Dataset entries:
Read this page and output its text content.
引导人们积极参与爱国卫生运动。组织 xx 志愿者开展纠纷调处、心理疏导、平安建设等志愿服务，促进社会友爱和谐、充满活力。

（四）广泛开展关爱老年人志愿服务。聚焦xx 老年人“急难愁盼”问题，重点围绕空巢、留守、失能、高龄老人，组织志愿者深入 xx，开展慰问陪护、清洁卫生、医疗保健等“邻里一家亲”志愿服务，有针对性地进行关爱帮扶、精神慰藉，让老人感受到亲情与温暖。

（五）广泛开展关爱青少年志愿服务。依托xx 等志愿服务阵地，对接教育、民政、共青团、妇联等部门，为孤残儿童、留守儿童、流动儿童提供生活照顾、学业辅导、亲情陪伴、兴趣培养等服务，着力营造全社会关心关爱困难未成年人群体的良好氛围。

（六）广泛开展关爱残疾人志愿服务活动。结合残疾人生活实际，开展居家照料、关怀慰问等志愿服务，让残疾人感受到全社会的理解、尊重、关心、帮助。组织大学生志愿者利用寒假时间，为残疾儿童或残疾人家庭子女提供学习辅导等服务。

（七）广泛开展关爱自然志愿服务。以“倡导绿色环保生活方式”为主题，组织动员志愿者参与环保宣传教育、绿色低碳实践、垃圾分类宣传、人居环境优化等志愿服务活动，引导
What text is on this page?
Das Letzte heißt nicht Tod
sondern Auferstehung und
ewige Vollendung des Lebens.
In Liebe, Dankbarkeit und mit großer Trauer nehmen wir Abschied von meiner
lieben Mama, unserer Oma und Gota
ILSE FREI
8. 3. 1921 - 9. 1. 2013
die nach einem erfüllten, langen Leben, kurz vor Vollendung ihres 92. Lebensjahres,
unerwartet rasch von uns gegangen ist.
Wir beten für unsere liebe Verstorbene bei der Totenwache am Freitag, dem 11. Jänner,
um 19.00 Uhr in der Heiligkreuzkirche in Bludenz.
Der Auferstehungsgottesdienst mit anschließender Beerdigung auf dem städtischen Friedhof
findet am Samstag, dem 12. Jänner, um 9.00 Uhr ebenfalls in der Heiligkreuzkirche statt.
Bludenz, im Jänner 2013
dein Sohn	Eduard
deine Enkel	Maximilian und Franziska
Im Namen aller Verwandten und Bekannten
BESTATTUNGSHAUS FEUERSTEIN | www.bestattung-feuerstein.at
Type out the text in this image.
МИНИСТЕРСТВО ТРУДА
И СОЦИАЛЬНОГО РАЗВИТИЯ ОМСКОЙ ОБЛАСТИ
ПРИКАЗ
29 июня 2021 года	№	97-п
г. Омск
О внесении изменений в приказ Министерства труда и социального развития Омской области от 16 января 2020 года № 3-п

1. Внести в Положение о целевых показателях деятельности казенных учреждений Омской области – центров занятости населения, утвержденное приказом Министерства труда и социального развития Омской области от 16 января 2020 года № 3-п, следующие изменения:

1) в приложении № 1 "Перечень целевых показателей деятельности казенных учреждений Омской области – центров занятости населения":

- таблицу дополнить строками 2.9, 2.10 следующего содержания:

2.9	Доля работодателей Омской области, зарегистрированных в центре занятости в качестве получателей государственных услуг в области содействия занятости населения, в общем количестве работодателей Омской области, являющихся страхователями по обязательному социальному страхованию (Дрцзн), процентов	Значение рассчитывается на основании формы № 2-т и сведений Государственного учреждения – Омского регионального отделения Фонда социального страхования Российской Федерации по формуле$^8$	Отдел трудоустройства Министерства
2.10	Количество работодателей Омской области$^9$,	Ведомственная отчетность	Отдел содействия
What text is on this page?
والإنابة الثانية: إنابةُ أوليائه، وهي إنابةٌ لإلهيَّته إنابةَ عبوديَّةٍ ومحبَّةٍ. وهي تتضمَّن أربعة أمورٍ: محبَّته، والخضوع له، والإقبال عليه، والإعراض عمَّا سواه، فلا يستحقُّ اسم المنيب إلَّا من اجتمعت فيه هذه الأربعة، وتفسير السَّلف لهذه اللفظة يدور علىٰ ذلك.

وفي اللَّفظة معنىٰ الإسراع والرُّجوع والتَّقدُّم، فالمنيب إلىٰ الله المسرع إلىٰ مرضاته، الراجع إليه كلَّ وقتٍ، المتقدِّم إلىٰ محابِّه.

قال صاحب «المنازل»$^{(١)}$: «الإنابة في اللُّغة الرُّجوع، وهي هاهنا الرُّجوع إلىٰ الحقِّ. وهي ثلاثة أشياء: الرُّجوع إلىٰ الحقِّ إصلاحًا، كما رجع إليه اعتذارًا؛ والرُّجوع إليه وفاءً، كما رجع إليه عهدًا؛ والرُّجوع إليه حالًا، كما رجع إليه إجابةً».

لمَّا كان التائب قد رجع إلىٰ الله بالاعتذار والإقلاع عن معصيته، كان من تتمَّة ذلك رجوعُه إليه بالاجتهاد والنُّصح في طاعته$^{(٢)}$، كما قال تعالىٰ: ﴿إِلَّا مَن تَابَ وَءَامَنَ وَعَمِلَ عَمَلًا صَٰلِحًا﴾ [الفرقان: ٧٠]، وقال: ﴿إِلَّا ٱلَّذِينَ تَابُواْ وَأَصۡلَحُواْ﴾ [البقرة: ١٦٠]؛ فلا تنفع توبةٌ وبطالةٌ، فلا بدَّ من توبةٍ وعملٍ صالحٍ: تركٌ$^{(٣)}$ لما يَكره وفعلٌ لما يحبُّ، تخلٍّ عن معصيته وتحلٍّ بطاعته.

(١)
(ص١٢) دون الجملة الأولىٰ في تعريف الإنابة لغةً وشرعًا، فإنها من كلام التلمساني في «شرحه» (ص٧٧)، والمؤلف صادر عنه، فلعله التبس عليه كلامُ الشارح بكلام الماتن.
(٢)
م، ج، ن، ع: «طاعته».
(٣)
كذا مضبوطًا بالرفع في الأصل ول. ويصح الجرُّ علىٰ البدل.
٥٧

_Set problem_
The word "Vollendung" appears in how many lines of the records? Give the number only.

_Output of the task_
2